**Task prompt**
Return all of the data exactly, with nothing left out but the pictures.
· · · · · · ·
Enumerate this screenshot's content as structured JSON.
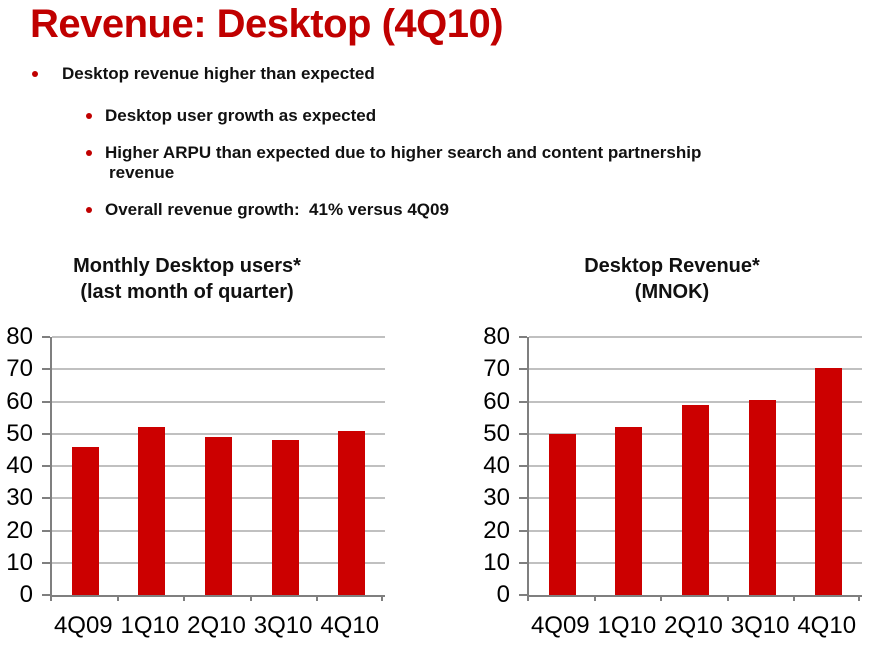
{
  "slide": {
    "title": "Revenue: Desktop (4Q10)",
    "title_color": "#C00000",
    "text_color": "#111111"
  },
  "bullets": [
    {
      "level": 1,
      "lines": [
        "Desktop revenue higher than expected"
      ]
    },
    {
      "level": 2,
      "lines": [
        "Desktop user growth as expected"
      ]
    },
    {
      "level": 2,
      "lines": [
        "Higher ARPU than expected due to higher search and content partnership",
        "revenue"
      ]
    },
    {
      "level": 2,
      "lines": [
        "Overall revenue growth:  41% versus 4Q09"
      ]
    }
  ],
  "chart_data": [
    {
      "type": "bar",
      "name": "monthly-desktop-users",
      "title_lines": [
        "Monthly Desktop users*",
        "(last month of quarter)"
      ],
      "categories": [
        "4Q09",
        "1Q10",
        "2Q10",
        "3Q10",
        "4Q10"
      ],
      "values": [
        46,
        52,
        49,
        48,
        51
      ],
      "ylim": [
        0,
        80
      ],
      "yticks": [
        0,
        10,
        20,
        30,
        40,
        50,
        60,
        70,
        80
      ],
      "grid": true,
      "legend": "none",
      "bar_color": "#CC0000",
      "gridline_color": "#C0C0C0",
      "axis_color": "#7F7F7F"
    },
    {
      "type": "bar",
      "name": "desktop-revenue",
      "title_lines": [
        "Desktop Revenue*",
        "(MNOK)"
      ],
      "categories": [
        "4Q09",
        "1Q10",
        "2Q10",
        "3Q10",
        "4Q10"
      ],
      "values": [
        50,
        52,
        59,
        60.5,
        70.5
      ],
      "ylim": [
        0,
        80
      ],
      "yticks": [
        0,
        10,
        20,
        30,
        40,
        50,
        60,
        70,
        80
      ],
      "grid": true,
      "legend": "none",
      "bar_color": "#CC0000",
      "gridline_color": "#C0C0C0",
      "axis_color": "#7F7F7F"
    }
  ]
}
· · · · · · ·
**Solution**
Enumerate this screenshot's content as structured JSON.
{
  "slide": {
    "title": "Revenue: Desktop (4Q10)",
    "title_color": "#C00000",
    "text_color": "#111111"
  },
  "bullets": [
    {
      "level": 1,
      "lines": [
        "Desktop revenue higher than expected"
      ]
    },
    {
      "level": 2,
      "lines": [
        "Desktop user growth as expected"
      ]
    },
    {
      "level": 2,
      "lines": [
        "Higher ARPU than expected due to higher search and content partnership",
        "revenue"
      ]
    },
    {
      "level": 2,
      "lines": [
        "Overall revenue growth:  41% versus 4Q09"
      ]
    }
  ],
  "chart_data": [
    {
      "type": "bar",
      "name": "monthly-desktop-users",
      "title_lines": [
        "Monthly Desktop users*",
        "(last month of quarter)"
      ],
      "categories": [
        "4Q09",
        "1Q10",
        "2Q10",
        "3Q10",
        "4Q10"
      ],
      "values": [
        46,
        52,
        49,
        48,
        51
      ],
      "ylim": [
        0,
        80
      ],
      "yticks": [
        0,
        10,
        20,
        30,
        40,
        50,
        60,
        70,
        80
      ],
      "grid": true,
      "legend": "none",
      "bar_color": "#CC0000",
      "gridline_color": "#C0C0C0",
      "axis_color": "#7F7F7F"
    },
    {
      "type": "bar",
      "name": "desktop-revenue",
      "title_lines": [
        "Desktop Revenue*",
        "(MNOK)"
      ],
      "categories": [
        "4Q09",
        "1Q10",
        "2Q10",
        "3Q10",
        "4Q10"
      ],
      "values": [
        50,
        52,
        59,
        60.5,
        70.5
      ],
      "ylim": [
        0,
        80
      ],
      "yticks": [
        0,
        10,
        20,
        30,
        40,
        50,
        60,
        70,
        80
      ],
      "grid": true,
      "legend": "none",
      "bar_color": "#CC0000",
      "gridline_color": "#C0C0C0",
      "axis_color": "#7F7F7F"
    }
  ]
}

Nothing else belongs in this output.